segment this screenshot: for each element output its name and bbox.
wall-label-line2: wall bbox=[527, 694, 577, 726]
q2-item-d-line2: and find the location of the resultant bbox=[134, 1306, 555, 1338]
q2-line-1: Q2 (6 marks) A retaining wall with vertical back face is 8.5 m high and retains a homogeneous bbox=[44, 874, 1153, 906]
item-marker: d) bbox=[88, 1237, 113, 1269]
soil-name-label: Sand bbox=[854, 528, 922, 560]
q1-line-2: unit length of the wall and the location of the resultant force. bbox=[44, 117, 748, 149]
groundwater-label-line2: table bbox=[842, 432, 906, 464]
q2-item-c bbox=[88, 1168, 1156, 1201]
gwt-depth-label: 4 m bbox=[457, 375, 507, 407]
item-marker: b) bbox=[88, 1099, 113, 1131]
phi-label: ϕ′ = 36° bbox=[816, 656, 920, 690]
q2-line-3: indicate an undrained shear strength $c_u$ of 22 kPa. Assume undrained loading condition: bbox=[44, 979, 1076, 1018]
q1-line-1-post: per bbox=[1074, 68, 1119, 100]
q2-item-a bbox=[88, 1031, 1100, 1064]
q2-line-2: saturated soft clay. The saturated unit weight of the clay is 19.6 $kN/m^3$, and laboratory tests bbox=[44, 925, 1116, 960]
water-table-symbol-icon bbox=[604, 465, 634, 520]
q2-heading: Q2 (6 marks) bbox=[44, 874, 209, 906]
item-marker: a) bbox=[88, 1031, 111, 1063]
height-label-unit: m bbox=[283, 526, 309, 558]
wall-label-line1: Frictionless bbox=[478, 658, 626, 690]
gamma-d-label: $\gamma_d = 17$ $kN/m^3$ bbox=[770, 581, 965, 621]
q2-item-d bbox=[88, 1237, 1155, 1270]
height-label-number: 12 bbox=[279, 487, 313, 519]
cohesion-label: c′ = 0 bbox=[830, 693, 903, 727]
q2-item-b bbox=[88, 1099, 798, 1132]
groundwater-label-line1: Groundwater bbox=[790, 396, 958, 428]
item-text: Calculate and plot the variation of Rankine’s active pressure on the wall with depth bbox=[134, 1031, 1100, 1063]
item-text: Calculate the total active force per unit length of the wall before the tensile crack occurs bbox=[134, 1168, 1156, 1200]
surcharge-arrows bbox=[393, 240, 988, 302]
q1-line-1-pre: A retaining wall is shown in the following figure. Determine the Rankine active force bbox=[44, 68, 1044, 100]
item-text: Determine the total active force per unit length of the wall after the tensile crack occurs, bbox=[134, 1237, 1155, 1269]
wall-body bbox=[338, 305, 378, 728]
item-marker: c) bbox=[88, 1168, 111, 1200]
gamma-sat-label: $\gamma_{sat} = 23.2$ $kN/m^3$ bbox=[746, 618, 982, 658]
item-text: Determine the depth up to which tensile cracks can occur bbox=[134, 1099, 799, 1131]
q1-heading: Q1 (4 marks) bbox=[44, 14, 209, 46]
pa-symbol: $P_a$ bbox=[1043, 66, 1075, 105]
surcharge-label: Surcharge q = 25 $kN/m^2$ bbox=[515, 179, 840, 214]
......
Return all of the records above unchanged, line for line.

• **EXPECTED ANSWER**
segment this screenshot: for each element output its name and bbox.
wall-label-line2: wall bbox=[527, 694, 577, 726]
q2-item-d-line2: and find the location of the resultant bbox=[134, 1306, 555, 1338]
q2-line-1: Q2 (6 marks) A retaining wall with vertical back face is 8.5 m high and retains a homogeneous bbox=[44, 874, 1153, 906]
item-marker: d) bbox=[88, 1237, 113, 1269]
soil-name-label: Sand bbox=[854, 528, 922, 560]
q1-line-2: unit length of the wall and the location of the resultant force. bbox=[44, 117, 748, 149]
groundwater-label-line2: table bbox=[842, 432, 906, 464]
q2-item-c bbox=[88, 1168, 1156, 1201]
gwt-depth-label: 4 m bbox=[457, 375, 507, 407]
item-marker: b) bbox=[88, 1099, 113, 1131]
phi-label: ϕ′ = 36° bbox=[816, 656, 920, 690]
q2-line-3: indicate an undrained shear strength $c_u$ of 22 kPa. Assume undrained loading condition: bbox=[44, 979, 1076, 1018]
q1-line-1-post: per bbox=[1074, 68, 1119, 100]
q2-item-a bbox=[88, 1031, 1100, 1064]
q2-line-2: saturated soft clay. The saturated unit weight of the clay is 19.6 $kN/m^3$, and laboratory tests bbox=[44, 925, 1116, 960]
water-table-symbol-icon bbox=[604, 465, 634, 520]
q2-heading: Q2 (6 marks) bbox=[44, 874, 209, 906]
item-marker: a) bbox=[88, 1031, 111, 1063]
height-label-unit: m bbox=[283, 526, 309, 558]
wall-label-line1: Frictionless bbox=[478, 658, 626, 690]
gamma-d-label: $\gamma_d = 17$ $kN/m^3$ bbox=[770, 581, 965, 621]
q2-item-d bbox=[88, 1237, 1155, 1270]
height-label-number: 12 bbox=[279, 487, 313, 519]
cohesion-label: c′ = 0 bbox=[830, 693, 903, 727]
q2-item-b bbox=[88, 1099, 798, 1132]
groundwater-label-line1: Groundwater bbox=[790, 396, 958, 428]
item-text: Calculate and plot the variation of Rankine’s active pressure on the wall with depth bbox=[134, 1031, 1100, 1063]
item-text: Calculate the total active force per unit length of the wall before the tensile crack occurs bbox=[134, 1168, 1156, 1200]
surcharge-arrows bbox=[393, 240, 988, 302]
q1-line-1-pre: A retaining wall is shown in the following figure. Determine the Rankine active force bbox=[44, 68, 1044, 100]
item-text: Determine the total active force per unit length of the wall after the tensile crack occurs, bbox=[134, 1237, 1155, 1269]
wall-body bbox=[338, 305, 378, 728]
item-marker: c) bbox=[88, 1168, 111, 1200]
gamma-sat-label: $\gamma_{sat} = 23.2$ $kN/m^3$ bbox=[746, 618, 982, 658]
item-text: Determine the depth up to which tensile cracks can occur bbox=[134, 1099, 799, 1131]
q1-heading: Q1 (4 marks) bbox=[44, 14, 209, 46]
pa-symbol: $P_a$ bbox=[1043, 66, 1075, 105]
surcharge-label: Surcharge q = 25 $kN/m^2$ bbox=[515, 179, 840, 214]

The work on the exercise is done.